What this task involves >> Check each line of the material below for "JSON". Report how many have it, with no other words.

--- begin The input ---

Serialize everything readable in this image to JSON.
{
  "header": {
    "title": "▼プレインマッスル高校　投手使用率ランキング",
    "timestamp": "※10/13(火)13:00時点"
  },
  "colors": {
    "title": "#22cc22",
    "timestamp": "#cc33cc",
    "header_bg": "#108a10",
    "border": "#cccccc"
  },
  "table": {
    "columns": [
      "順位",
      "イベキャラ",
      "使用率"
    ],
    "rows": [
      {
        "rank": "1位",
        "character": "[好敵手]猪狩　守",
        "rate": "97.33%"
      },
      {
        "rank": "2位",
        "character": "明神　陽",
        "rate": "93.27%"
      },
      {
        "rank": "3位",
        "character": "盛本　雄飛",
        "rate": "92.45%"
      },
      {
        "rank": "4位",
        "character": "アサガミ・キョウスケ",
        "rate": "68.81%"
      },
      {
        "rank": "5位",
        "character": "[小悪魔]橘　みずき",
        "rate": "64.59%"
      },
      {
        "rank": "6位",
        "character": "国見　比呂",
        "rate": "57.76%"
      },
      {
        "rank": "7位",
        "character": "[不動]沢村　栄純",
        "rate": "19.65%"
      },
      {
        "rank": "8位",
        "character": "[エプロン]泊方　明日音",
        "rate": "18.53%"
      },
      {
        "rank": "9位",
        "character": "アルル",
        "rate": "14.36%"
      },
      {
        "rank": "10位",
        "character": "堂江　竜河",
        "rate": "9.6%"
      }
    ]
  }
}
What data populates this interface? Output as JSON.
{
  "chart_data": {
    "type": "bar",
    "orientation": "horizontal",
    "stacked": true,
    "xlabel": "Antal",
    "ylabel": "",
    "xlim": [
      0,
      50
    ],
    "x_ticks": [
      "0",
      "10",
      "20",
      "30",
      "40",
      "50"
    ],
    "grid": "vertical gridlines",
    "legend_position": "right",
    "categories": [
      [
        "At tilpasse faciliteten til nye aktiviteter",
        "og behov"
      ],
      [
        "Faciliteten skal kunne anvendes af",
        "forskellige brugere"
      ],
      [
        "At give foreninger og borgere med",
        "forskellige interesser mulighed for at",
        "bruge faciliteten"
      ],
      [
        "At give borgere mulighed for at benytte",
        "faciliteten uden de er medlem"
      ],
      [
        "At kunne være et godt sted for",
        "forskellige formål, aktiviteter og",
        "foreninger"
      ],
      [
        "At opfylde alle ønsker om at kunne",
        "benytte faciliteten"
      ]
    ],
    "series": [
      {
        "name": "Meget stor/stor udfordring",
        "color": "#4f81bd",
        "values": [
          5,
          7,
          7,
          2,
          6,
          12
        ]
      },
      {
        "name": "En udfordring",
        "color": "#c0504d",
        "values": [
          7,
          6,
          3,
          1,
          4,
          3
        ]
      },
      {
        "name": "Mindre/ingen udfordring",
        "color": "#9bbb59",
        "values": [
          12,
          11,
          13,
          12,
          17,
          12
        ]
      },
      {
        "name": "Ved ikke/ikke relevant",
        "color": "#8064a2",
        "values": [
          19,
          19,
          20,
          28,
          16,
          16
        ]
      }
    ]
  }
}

--- end The input ---

Exercise response >> 2